- [What you need to do] Where does the string "Stein" appear? Copy every line of the entries below that holds it.

-- START OF Exercise input --

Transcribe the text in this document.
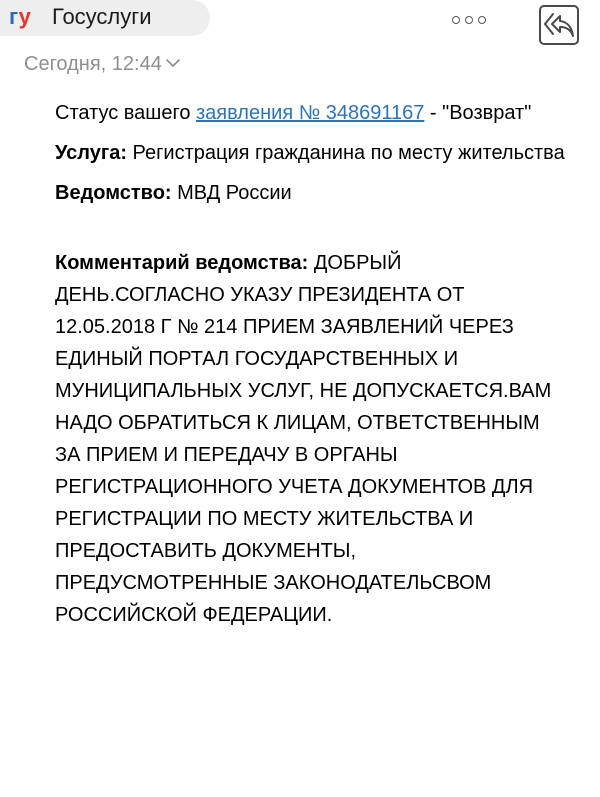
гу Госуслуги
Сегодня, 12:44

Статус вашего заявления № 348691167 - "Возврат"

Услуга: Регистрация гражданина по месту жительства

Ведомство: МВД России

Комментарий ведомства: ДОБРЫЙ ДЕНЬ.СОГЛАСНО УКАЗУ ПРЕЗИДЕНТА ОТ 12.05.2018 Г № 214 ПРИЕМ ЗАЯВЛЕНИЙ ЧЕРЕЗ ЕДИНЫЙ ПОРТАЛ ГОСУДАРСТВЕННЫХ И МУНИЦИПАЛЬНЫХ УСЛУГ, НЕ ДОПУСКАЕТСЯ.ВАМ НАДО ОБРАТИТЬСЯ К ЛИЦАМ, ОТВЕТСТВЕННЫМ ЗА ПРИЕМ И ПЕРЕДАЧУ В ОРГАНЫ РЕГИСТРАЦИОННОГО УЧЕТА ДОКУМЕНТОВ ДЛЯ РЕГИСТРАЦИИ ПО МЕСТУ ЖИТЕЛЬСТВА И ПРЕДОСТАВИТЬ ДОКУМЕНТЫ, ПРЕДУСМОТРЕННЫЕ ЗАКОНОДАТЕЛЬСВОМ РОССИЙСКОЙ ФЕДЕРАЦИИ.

-- END OF Exercise input --
-- START OF Exercise input --

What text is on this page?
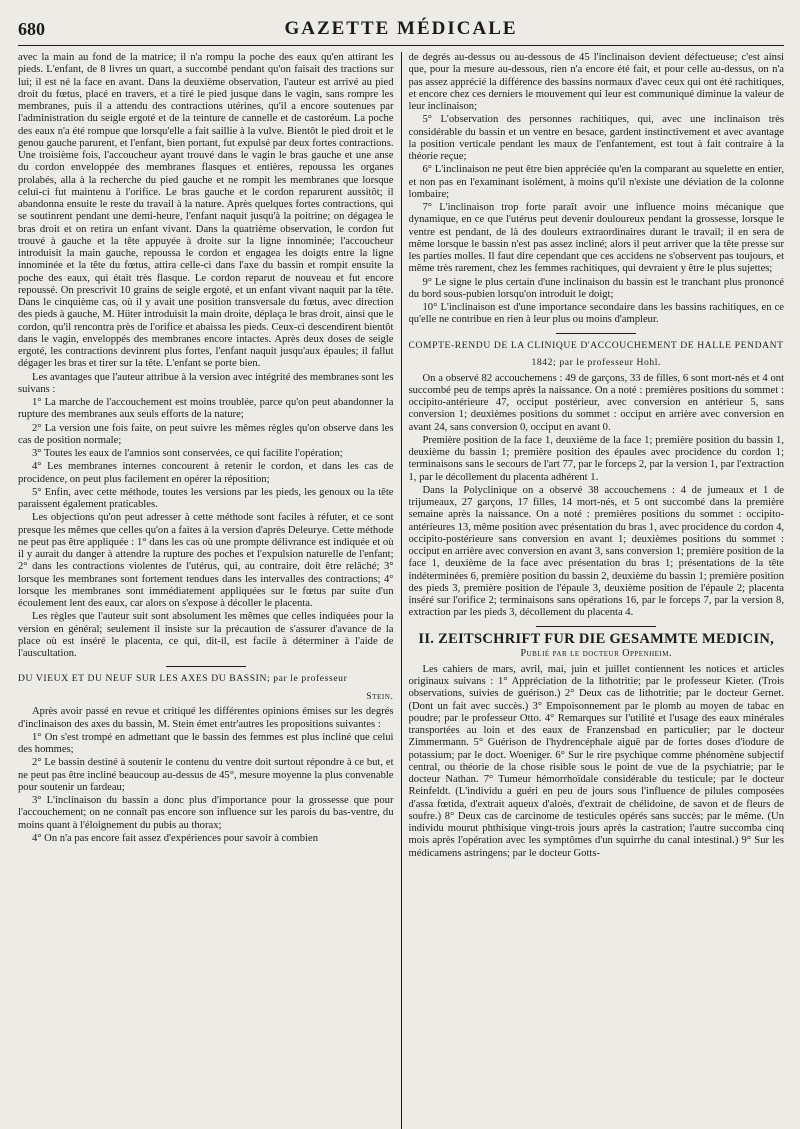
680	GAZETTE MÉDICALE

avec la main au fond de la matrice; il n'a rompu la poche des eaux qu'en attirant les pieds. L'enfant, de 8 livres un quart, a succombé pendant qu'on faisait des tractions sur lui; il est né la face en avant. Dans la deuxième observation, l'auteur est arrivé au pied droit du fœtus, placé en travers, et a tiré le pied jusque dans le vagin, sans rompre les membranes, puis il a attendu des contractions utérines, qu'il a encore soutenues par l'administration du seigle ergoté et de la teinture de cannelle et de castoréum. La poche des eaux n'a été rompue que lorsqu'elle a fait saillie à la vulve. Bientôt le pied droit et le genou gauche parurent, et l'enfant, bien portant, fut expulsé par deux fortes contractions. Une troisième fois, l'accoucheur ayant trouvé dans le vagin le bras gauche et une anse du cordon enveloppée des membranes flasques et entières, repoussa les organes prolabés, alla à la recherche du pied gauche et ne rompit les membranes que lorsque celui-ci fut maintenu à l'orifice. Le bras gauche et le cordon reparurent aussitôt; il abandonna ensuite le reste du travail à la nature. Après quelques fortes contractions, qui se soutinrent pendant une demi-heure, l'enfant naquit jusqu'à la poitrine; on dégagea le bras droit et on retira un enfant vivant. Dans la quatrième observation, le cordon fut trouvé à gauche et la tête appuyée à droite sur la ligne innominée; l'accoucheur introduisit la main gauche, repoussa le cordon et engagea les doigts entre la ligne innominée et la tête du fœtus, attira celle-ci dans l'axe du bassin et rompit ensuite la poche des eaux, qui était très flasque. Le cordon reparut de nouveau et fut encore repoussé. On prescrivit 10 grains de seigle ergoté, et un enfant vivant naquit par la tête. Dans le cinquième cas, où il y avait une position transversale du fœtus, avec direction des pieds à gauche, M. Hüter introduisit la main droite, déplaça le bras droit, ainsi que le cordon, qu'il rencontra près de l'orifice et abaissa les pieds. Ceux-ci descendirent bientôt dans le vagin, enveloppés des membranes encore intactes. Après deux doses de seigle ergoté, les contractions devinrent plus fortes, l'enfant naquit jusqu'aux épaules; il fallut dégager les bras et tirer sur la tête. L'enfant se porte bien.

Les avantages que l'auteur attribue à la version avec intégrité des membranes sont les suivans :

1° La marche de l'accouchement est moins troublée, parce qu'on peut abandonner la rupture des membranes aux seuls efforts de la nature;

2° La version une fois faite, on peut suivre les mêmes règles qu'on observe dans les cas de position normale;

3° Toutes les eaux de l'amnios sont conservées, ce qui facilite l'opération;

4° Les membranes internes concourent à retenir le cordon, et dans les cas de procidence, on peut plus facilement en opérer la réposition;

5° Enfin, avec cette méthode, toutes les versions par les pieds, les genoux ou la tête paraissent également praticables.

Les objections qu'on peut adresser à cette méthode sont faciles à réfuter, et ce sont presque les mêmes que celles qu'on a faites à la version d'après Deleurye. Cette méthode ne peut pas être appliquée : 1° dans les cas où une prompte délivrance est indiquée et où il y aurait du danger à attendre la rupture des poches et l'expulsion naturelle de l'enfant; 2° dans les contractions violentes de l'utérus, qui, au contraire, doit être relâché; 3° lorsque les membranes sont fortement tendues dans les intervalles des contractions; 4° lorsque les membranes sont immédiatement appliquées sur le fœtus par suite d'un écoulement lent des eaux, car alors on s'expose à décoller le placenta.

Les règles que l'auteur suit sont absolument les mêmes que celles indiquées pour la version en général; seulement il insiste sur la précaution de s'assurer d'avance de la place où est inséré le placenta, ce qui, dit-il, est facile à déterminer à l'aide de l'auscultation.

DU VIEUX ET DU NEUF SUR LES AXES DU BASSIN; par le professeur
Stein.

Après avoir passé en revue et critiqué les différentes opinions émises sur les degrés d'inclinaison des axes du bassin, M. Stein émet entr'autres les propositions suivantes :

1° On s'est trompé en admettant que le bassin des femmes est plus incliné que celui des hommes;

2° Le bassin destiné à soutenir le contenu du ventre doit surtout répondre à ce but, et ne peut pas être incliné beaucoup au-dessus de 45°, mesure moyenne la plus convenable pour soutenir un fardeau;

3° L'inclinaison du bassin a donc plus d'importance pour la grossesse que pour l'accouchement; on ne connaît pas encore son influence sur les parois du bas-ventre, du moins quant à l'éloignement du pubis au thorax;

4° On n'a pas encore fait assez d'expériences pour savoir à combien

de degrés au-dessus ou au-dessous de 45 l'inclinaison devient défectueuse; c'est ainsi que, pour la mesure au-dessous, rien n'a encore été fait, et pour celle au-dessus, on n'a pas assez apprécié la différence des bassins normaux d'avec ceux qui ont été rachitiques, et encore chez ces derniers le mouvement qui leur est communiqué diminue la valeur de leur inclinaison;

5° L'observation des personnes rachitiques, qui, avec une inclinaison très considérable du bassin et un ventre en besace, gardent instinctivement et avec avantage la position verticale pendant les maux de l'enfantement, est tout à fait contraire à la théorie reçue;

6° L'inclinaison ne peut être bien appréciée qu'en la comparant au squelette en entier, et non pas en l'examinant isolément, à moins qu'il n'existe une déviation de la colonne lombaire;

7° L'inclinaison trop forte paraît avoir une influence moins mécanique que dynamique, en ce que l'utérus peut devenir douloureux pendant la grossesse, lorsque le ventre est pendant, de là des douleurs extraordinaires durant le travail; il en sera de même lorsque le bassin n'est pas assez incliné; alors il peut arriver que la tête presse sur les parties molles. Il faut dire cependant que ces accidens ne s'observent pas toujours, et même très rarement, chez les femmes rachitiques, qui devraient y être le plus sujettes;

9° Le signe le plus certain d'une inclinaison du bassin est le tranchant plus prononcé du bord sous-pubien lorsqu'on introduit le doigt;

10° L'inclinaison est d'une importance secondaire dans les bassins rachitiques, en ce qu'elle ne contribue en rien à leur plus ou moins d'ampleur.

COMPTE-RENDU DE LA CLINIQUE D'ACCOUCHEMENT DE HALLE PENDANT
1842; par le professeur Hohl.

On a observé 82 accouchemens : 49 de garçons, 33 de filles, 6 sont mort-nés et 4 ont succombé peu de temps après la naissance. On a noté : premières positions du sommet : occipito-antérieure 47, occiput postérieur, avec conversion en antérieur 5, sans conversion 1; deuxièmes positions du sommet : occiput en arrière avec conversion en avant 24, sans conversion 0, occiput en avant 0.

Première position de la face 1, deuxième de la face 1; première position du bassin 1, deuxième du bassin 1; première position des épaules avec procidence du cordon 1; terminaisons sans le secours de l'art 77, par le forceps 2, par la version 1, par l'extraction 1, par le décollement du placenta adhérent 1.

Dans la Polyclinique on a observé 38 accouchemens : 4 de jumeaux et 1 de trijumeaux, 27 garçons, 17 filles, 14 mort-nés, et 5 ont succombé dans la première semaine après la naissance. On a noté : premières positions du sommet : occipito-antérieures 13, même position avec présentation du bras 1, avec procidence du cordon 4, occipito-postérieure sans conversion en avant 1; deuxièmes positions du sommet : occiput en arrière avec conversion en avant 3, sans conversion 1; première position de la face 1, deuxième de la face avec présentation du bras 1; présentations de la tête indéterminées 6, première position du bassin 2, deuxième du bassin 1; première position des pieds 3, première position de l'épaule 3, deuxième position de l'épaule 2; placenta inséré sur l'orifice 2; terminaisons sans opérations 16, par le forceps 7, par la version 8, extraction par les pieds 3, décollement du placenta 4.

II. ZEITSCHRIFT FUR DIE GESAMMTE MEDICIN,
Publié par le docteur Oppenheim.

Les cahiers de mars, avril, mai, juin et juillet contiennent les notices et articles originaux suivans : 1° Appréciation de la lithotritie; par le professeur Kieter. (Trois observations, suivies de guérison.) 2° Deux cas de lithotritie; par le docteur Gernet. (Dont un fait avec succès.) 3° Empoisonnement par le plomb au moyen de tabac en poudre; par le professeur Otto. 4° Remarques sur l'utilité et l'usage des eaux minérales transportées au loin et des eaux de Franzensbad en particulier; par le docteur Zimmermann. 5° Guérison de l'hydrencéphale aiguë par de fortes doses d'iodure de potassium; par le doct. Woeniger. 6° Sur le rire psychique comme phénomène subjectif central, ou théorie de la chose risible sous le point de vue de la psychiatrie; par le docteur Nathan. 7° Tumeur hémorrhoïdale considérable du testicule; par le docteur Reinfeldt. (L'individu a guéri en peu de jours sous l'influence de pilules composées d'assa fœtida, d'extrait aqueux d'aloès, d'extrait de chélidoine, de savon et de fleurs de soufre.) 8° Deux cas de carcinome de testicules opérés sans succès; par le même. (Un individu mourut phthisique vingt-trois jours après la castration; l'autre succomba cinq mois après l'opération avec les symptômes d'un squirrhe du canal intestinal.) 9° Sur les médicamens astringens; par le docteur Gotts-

-- END OF Exercise input --

- [Expected output]
Stein.
Après avoir passé en revue et critiqué les différentes opinions émises sur les degrés d'inclinaison des axes du bassin, M. Stein émet entr'autres les propositions suivantes :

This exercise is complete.